> [INPUT RECORDS]:
------------------------

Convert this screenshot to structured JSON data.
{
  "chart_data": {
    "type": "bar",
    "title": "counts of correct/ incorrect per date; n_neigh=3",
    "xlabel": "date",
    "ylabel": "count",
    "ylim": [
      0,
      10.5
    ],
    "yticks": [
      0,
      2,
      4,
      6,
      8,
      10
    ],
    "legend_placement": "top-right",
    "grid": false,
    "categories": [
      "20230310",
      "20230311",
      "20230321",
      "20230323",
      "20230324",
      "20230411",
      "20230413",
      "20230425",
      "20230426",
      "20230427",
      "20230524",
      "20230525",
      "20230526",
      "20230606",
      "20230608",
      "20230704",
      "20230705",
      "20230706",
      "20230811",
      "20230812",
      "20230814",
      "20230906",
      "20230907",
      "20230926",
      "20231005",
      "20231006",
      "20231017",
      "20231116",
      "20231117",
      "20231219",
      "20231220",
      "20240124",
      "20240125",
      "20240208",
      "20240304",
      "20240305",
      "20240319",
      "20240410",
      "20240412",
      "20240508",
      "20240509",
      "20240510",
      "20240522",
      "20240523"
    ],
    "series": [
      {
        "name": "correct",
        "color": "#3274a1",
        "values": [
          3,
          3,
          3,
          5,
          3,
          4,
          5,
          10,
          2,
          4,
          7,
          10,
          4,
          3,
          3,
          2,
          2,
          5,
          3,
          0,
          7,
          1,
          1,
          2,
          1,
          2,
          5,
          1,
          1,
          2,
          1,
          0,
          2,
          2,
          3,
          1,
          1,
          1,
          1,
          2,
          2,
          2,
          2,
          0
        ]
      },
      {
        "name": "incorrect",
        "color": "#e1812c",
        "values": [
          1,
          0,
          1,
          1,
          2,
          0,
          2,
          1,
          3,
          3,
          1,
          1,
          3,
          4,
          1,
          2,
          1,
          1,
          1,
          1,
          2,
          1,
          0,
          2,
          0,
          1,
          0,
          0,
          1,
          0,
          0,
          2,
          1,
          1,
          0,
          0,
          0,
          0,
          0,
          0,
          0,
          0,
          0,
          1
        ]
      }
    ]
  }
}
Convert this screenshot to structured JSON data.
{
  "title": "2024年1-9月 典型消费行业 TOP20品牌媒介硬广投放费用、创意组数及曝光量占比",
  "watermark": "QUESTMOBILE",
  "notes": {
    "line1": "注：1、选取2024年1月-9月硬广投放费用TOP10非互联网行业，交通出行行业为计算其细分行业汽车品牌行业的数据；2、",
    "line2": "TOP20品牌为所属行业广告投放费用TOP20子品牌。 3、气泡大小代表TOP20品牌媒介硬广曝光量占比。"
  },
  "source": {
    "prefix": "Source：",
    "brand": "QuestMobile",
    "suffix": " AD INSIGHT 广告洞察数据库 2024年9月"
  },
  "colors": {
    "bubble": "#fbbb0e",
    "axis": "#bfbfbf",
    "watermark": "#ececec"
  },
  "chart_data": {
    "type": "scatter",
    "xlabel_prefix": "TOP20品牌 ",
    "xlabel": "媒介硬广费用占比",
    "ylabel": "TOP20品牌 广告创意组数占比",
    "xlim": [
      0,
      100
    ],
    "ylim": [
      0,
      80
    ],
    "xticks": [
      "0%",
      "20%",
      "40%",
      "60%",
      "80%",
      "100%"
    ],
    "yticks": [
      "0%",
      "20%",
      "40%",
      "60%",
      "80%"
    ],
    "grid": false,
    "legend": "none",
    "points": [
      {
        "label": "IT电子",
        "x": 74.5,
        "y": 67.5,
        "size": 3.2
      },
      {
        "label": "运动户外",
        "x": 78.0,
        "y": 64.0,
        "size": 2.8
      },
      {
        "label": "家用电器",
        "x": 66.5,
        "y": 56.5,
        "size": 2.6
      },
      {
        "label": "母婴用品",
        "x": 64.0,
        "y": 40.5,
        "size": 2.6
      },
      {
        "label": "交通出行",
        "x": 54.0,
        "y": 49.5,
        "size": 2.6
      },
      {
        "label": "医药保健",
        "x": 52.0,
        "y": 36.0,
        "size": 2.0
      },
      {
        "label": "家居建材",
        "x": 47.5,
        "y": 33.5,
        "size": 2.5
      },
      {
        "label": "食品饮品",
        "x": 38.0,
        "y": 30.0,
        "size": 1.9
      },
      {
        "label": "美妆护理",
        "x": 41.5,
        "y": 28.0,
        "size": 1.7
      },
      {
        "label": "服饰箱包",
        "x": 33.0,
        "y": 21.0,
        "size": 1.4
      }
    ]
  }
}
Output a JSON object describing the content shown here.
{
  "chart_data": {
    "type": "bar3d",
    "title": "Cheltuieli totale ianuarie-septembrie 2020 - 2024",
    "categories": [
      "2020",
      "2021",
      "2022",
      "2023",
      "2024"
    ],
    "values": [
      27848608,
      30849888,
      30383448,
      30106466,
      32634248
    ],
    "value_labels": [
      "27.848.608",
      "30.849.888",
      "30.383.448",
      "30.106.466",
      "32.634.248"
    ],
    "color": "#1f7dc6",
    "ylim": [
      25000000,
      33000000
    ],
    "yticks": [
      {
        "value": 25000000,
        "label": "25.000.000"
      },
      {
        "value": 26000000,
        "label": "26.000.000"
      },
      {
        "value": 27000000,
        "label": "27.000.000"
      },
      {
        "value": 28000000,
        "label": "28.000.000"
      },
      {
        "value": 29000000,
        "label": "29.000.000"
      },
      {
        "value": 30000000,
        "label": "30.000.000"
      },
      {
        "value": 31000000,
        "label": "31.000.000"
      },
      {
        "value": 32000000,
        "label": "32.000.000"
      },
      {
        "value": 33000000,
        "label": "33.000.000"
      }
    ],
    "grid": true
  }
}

------------------------

> [EXERCISE DETAILS]: How many lines of the entries above hold the string "date"? Reply with the number alone.

> [WRITTEN ANSWER]: 2